Stored entries
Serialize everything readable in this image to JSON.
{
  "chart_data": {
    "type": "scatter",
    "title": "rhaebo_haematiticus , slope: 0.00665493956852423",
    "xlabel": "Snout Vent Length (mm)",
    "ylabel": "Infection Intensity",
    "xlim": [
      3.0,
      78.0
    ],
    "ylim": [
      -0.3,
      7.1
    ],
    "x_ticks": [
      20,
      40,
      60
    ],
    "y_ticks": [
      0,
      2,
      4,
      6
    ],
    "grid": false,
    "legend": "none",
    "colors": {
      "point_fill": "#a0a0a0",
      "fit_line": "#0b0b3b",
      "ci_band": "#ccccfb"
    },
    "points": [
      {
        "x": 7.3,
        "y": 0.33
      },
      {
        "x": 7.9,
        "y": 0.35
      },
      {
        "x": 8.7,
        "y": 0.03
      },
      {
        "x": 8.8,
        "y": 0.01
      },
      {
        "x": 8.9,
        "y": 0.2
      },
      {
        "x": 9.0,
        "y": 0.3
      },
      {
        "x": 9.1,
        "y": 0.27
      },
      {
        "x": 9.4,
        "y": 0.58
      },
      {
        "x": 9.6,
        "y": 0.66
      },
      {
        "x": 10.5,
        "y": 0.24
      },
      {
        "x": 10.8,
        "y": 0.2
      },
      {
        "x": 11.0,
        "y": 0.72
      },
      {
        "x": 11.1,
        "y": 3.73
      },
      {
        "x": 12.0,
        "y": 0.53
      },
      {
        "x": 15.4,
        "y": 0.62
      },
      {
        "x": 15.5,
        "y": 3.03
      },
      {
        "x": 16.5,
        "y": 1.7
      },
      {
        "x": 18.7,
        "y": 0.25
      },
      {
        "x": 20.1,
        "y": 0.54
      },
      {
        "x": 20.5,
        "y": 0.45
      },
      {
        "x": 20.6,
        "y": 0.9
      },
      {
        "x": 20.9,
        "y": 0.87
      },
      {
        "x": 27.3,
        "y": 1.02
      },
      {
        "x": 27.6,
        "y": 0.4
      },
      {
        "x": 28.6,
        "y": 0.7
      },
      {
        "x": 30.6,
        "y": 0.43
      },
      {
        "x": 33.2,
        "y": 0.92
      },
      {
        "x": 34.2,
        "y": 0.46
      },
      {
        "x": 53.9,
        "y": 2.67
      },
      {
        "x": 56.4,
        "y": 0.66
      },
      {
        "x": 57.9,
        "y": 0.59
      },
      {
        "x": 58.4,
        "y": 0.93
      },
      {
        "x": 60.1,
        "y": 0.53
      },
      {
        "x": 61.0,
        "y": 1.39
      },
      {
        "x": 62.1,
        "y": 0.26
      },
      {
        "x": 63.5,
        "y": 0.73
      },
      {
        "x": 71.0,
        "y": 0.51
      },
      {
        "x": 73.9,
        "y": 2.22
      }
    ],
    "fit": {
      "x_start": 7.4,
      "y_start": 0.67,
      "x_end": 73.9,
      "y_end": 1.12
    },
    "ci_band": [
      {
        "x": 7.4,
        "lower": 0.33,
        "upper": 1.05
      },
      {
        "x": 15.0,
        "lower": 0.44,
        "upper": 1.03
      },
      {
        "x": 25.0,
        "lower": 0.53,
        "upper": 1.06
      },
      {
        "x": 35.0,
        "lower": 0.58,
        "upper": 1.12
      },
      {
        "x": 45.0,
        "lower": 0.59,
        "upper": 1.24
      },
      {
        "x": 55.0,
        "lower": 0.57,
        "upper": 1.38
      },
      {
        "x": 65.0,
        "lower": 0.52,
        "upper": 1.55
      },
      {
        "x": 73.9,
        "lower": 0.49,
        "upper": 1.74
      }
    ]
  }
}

* Task description
Set down all of the data above, word for word.

* Correct result
Serialize everything readable in this image to JSON.
{
  "chart_data": {
    "type": "scatter",
    "title": "rhaebo_haematiticus , slope: 0.00665493956852423",
    "xlabel": "Snout Vent Length (mm)",
    "ylabel": "Infection Intensity",
    "xlim": [
      3.0,
      78.0
    ],
    "ylim": [
      -0.3,
      7.1
    ],
    "x_ticks": [
      20,
      40,
      60
    ],
    "y_ticks": [
      0,
      2,
      4,
      6
    ],
    "grid": false,
    "legend": "none",
    "colors": {
      "point_fill": "#a0a0a0",
      "fit_line": "#0b0b3b",
      "ci_band": "#ccccfb"
    },
    "points": [
      {
        "x": 7.3,
        "y": 0.33
      },
      {
        "x": 7.9,
        "y": 0.35
      },
      {
        "x": 8.7,
        "y": 0.03
      },
      {
        "x": 8.8,
        "y": 0.01
      },
      {
        "x": 8.9,
        "y": 0.2
      },
      {
        "x": 9.0,
        "y": 0.3
      },
      {
        "x": 9.1,
        "y": 0.27
      },
      {
        "x": 9.4,
        "y": 0.58
      },
      {
        "x": 9.6,
        "y": 0.66
      },
      {
        "x": 10.5,
        "y": 0.24
      },
      {
        "x": 10.8,
        "y": 0.2
      },
      {
        "x": 11.0,
        "y": 0.72
      },
      {
        "x": 11.1,
        "y": 3.73
      },
      {
        "x": 12.0,
        "y": 0.53
      },
      {
        "x": 15.4,
        "y": 0.62
      },
      {
        "x": 15.5,
        "y": 3.03
      },
      {
        "x": 16.5,
        "y": 1.7
      },
      {
        "x": 18.7,
        "y": 0.25
      },
      {
        "x": 20.1,
        "y": 0.54
      },
      {
        "x": 20.5,
        "y": 0.45
      },
      {
        "x": 20.6,
        "y": 0.9
      },
      {
        "x": 20.9,
        "y": 0.87
      },
      {
        "x": 27.3,
        "y": 1.02
      },
      {
        "x": 27.6,
        "y": 0.4
      },
      {
        "x": 28.6,
        "y": 0.7
      },
      {
        "x": 30.6,
        "y": 0.43
      },
      {
        "x": 33.2,
        "y": 0.92
      },
      {
        "x": 34.2,
        "y": 0.46
      },
      {
        "x": 53.9,
        "y": 2.67
      },
      {
        "x": 56.4,
        "y": 0.66
      },
      {
        "x": 57.9,
        "y": 0.59
      },
      {
        "x": 58.4,
        "y": 0.93
      },
      {
        "x": 60.1,
        "y": 0.53
      },
      {
        "x": 61.0,
        "y": 1.39
      },
      {
        "x": 62.1,
        "y": 0.26
      },
      {
        "x": 63.5,
        "y": 0.73
      },
      {
        "x": 71.0,
        "y": 0.51
      },
      {
        "x": 73.9,
        "y": 2.22
      }
    ],
    "fit": {
      "x_start": 7.4,
      "y_start": 0.67,
      "x_end": 73.9,
      "y_end": 1.12
    },
    "ci_band": [
      {
        "x": 7.4,
        "lower": 0.33,
        "upper": 1.05
      },
      {
        "x": 15.0,
        "lower": 0.44,
        "upper": 1.03
      },
      {
        "x": 25.0,
        "lower": 0.53,
        "upper": 1.06
      },
      {
        "x": 35.0,
        "lower": 0.58,
        "upper": 1.12
      },
      {
        "x": 45.0,
        "lower": 0.59,
        "upper": 1.24
      },
      {
        "x": 55.0,
        "lower": 0.57,
        "upper": 1.38
      },
      {
        "x": 65.0,
        "lower": 0.52,
        "upper": 1.55
      },
      {
        "x": 73.9,
        "lower": 0.49,
        "upper": 1.74
      }
    ]
  }
}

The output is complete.